___ DATA ROWS ___

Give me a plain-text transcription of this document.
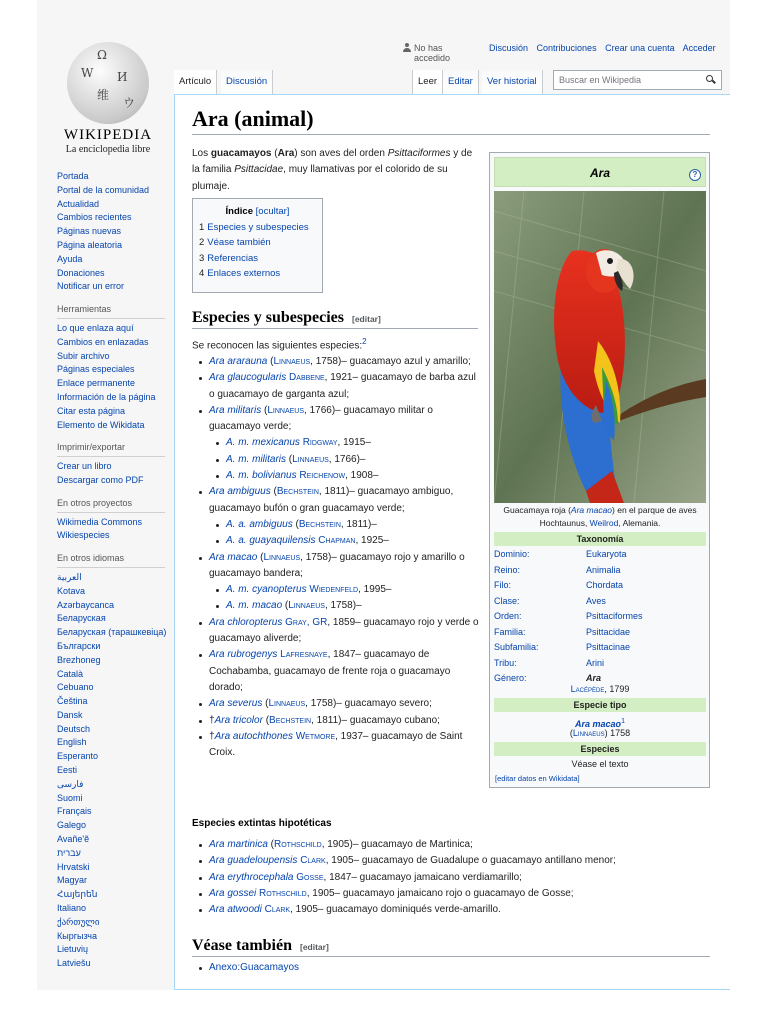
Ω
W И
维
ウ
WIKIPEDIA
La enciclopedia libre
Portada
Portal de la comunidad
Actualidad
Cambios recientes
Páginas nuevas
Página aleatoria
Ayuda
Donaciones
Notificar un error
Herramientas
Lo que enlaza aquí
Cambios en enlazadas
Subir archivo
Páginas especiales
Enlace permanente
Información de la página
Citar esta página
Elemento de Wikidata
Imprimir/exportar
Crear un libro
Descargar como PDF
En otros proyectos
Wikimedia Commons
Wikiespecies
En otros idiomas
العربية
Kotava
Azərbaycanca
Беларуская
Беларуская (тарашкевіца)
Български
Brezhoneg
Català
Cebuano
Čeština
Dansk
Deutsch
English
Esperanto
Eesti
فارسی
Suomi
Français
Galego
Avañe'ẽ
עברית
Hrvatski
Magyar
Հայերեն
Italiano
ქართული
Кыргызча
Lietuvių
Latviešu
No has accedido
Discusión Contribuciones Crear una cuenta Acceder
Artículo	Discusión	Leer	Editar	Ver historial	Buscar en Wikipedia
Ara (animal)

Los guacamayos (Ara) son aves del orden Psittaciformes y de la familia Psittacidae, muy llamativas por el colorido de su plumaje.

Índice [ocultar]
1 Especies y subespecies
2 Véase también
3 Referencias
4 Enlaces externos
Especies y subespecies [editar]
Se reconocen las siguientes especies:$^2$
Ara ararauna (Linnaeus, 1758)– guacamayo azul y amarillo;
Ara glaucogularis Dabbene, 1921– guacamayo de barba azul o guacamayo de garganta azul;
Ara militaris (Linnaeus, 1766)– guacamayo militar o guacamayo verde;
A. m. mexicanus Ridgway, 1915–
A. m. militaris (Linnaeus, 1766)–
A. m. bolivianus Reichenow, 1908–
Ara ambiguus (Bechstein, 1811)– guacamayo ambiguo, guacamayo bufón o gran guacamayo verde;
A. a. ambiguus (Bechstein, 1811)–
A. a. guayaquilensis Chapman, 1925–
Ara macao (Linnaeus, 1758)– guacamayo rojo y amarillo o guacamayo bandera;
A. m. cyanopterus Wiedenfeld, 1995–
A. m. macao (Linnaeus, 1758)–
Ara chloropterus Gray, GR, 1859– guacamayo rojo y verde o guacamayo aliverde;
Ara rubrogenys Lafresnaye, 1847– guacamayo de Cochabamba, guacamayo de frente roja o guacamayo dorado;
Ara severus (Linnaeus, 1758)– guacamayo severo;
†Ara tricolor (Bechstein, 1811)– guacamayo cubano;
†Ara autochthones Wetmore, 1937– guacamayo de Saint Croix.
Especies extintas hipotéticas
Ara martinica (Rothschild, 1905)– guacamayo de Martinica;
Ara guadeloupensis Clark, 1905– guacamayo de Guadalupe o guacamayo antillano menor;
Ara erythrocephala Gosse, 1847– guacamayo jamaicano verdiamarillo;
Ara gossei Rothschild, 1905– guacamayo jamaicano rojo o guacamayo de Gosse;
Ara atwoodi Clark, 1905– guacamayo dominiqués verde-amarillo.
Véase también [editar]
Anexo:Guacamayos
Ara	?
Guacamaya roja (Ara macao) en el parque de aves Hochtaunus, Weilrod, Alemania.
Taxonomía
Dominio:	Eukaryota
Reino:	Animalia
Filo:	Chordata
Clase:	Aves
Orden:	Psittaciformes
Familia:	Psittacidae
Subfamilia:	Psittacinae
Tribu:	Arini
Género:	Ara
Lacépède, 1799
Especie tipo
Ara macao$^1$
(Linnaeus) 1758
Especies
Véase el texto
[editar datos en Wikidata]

___

Repeat the full listing above exactly, with no pictures in the copy.

■ COMPLETED TASK
Give me a plain-text transcription of this document.
Ω
W И
维
ウ
WIKIPEDIA
La enciclopedia libre
Portada
Portal de la comunidad
Actualidad
Cambios recientes
Páginas nuevas
Página aleatoria
Ayuda
Donaciones
Notificar un error
Herramientas
Lo que enlaza aquí
Cambios en enlazadas
Subir archivo
Páginas especiales
Enlace permanente
Información de la página
Citar esta página
Elemento de Wikidata
Imprimir/exportar
Crear un libro
Descargar como PDF
En otros proyectos
Wikimedia Commons
Wikiespecies
En otros idiomas
العربية
Kotava
Azərbaycanca
Беларуская
Беларуская (тарашкевіца)
Български
Brezhoneg
Català
Cebuano
Čeština
Dansk
Deutsch
English
Esperanto
Eesti
فارسی
Suomi
Français
Galego
Avañe'ẽ
עברית
Hrvatski
Magyar
Հայերեն
Italiano
ქართული
Кыргызча
Lietuvių
Latviešu
No has accedido
Discusión Contribuciones Crear una cuenta Acceder
Artículo	Discusión	Leer	Editar	Ver historial	Buscar en Wikipedia
Ara (animal)

Los guacamayos (Ara) son aves del orden Psittaciformes y de la familia Psittacidae, muy llamativas por el colorido de su plumaje.

Índice [ocultar]
1 Especies y subespecies
2 Véase también
3 Referencias
4 Enlaces externos
Especies y subespecies [editar]
Se reconocen las siguientes especies:$^2$
Ara ararauna (Linnaeus, 1758)– guacamayo azul y amarillo;
Ara glaucogularis Dabbene, 1921– guacamayo de barba azul o guacamayo de garganta azul;
Ara militaris (Linnaeus, 1766)– guacamayo militar o guacamayo verde;
A. m. mexicanus Ridgway, 1915–
A. m. militaris (Linnaeus, 1766)–
A. m. bolivianus Reichenow, 1908–
Ara ambiguus (Bechstein, 1811)– guacamayo ambiguo, guacamayo bufón o gran guacamayo verde;
A. a. ambiguus (Bechstein, 1811)–
A. a. guayaquilensis Chapman, 1925–
Ara macao (Linnaeus, 1758)– guacamayo rojo y amarillo o guacamayo bandera;
A. m. cyanopterus Wiedenfeld, 1995–
A. m. macao (Linnaeus, 1758)–
Ara chloropterus Gray, GR, 1859– guacamayo rojo y verde o guacamayo aliverde;
Ara rubrogenys Lafresnaye, 1847– guacamayo de Cochabamba, guacamayo de frente roja o guacamayo dorado;
Ara severus (Linnaeus, 1758)– guacamayo severo;
†Ara tricolor (Bechstein, 1811)– guacamayo cubano;
†Ara autochthones Wetmore, 1937– guacamayo de Saint Croix.
Especies extintas hipotéticas
Ara martinica (Rothschild, 1905)– guacamayo de Martinica;
Ara guadeloupensis Clark, 1905– guacamayo de Guadalupe o guacamayo antillano menor;
Ara erythrocephala Gosse, 1847– guacamayo jamaicano verdiamarillo;
Ara gossei Rothschild, 1905– guacamayo jamaicano rojo o guacamayo de Gosse;
Ara atwoodi Clark, 1905– guacamayo dominiqués verde-amarillo.
Véase también [editar]
Anexo:Guacamayos
Ara	?
Guacamaya roja (Ara macao) en el parque de aves Hochtaunus, Weilrod, Alemania.
Taxonomía
Dominio:	Eukaryota
Reino:	Animalia
Filo:	Chordata
Clase:	Aves
Orden:	Psittaciformes
Familia:	Psittacidae
Subfamilia:	Psittacinae
Tribu:	Arini
Género:	Ara
Lacépède, 1799
Especie tipo
Ara macao$^1$
(Linnaeus) 1758
Especies
Véase el texto
[editar datos en Wikidata]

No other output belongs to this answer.